Задания:
**1)** Ответьте на вопросы по ветке форума о запароленной обработке:
(a) Что Maksy_G предлагает сделать для Rustler?
(b) Какой вопрос Maksy_G задает Игнату в последней фразе своего сообщения?
(c) Какие сообщения, по словам i_gnat, модераторы почему-то не удаляют?
**2)** Выведите без изменений часть ветки форума о запароленной обработке: начните со слов «данный вопрос содержит» и закончите словами «относящиеся к теме.».
**3)** Продолжите ветку форума о запароленной обработке, начав сразу после ее последней фразы.

Исходный текст:

*****

А о непорядочных людях мошенниках это другая тема.

----------


## Maksy_G

Rustler, орфографические ошибки давай я тебе поправлю.

Игнат, заплатить программисту необходимо, он ведь сделал свою работу, правда? Почему программист вредит? Видимо его кинули, не заплатили. Или ты думаешь что с тобой такое не прокатит? Поверь, кинули его, кинут и тебя.
Расскажи, чем тебя не устраивает запароленная обработка?

----------


## i_gnat

> Rustler, орфографические ошибки давай я тебе поправлю.
> 
> Игнат, заплатить программисту необходимо, он ведь сделал свою работу, правда? Почему программист вредит? Видимо его кинули, не заплатили. Или ты думаешь что с тобой такое не прокатит? Поверь, кинули его, кинут и тебя.
> Расскажи, чем тебя не устраивает запароленная обработка?



Не надо отклоняться от темы форума
и цитировать кто кого кинул.
данный вопрос содержит в себе информационный характер для повышения квалификации в данной области, и непонятно почему модераторы не удаляют сообщения не относящиеся к теме.
Данными сообщениями вы лишь портите мнение о информационности данного форума.
Если вы хотите поговорить о честности то зачем тогда тут зарегистрированы.

*****

Строки набора данных:

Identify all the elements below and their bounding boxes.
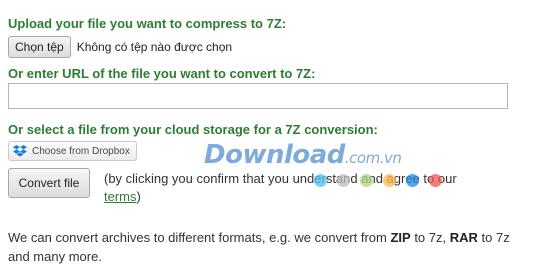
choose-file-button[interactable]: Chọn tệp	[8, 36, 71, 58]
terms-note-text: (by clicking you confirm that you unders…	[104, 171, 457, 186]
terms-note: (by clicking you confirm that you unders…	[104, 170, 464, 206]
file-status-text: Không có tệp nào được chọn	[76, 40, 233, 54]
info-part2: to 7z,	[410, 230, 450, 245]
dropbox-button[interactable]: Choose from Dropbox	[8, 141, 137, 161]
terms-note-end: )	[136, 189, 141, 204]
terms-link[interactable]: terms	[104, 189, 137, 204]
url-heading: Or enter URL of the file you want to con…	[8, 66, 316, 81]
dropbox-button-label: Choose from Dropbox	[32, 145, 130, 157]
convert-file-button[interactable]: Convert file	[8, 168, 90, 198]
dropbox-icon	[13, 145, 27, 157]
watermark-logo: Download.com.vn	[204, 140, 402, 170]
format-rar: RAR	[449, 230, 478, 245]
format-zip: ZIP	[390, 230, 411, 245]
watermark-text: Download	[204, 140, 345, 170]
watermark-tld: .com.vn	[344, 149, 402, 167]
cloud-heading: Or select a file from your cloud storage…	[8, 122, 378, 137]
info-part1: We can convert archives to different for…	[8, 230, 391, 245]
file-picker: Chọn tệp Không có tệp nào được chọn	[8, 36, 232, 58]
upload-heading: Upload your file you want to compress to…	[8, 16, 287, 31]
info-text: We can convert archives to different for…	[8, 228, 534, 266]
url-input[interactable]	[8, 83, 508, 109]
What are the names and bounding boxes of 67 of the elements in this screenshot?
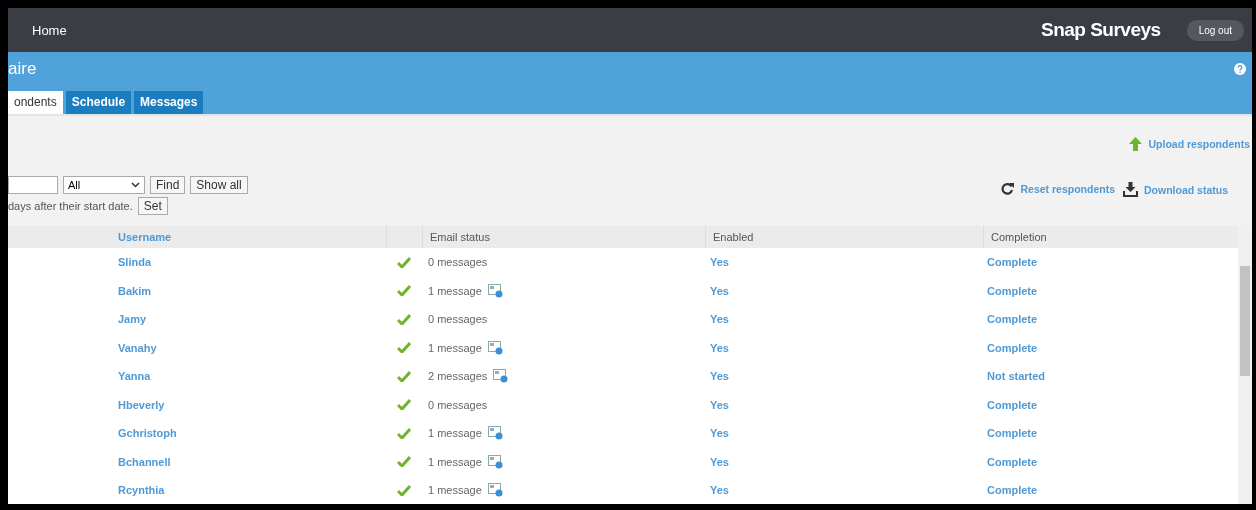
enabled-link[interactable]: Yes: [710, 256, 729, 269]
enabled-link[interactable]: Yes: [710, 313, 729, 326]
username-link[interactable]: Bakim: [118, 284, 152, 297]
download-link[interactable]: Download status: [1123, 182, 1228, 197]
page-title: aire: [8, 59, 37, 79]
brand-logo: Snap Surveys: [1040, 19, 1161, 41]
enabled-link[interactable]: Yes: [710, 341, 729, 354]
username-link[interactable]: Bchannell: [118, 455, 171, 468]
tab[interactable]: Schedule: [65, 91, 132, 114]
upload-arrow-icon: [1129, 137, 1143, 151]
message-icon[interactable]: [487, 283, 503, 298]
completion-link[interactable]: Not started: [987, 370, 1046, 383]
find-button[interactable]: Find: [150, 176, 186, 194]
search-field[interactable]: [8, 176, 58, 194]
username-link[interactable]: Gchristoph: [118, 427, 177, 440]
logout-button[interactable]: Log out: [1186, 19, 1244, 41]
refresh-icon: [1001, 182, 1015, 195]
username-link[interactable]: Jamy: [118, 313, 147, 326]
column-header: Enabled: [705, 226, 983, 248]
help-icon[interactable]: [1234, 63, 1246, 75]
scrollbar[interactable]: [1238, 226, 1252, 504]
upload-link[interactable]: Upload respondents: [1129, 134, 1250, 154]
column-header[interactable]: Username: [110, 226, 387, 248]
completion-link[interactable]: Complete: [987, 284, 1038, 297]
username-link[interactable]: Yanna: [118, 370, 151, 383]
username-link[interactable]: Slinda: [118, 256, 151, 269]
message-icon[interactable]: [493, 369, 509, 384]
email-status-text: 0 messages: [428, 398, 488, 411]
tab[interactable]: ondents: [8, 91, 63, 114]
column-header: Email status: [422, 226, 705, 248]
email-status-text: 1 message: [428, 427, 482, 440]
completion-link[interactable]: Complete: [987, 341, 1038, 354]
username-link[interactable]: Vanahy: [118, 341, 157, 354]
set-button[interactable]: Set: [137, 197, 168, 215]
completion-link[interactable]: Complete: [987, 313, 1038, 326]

*****

Ответы:
**1)**
(a) Поправить ему орфографические ошибки.
(b) Чем его не устраивает запароленная обработка.
(c) Сообщения, не относящиеся к теме.

**2)**
данный вопрос содержит в себе информационный характер для повышения квалификации в данной области, и непонятно почему модераторы не удаляют сообщения не относящиеся к теме.

**3)**
----------


## Vdeg

Вот здесь написано, как снять пароль с внешней обработки :
http://xn--1-7sbcb9alydpqh.xn--p1ai/...y-obrabotki-1c

----------


## kotyara

Да, только мне при попытке открыть эту обработку пишет: {ВнешняяОбработка.Декомпил  ятор1Сv8.МодульОбъекта}: Ошибка при вызове метода контекста (Записать)
по причине:
Ошибка совместного доступа к файлу 'C:\Users\Kotyara\AppData\Local\Temp\Cv8cf.dll'
Платформа 1С:Предприятие 8.2 (8.2.18.82)

---------- Post added at 11:03 ---------- Previous post was at 10:59 ----------

Сам нашел в чем дело: Обработка использует внешнюю компоненту, сохраняемую во временной директории. Не запускайте несколько версий декомпилятора в разных сеансах 1С, иначе могут возникать конфликты с файлом внешней компоненты во временной директории. 
Необходимы права для регистрации внешней компоненты. Поэтому, при работе под Win7 и выше, возможно, придется запускать 1С от имени администратора.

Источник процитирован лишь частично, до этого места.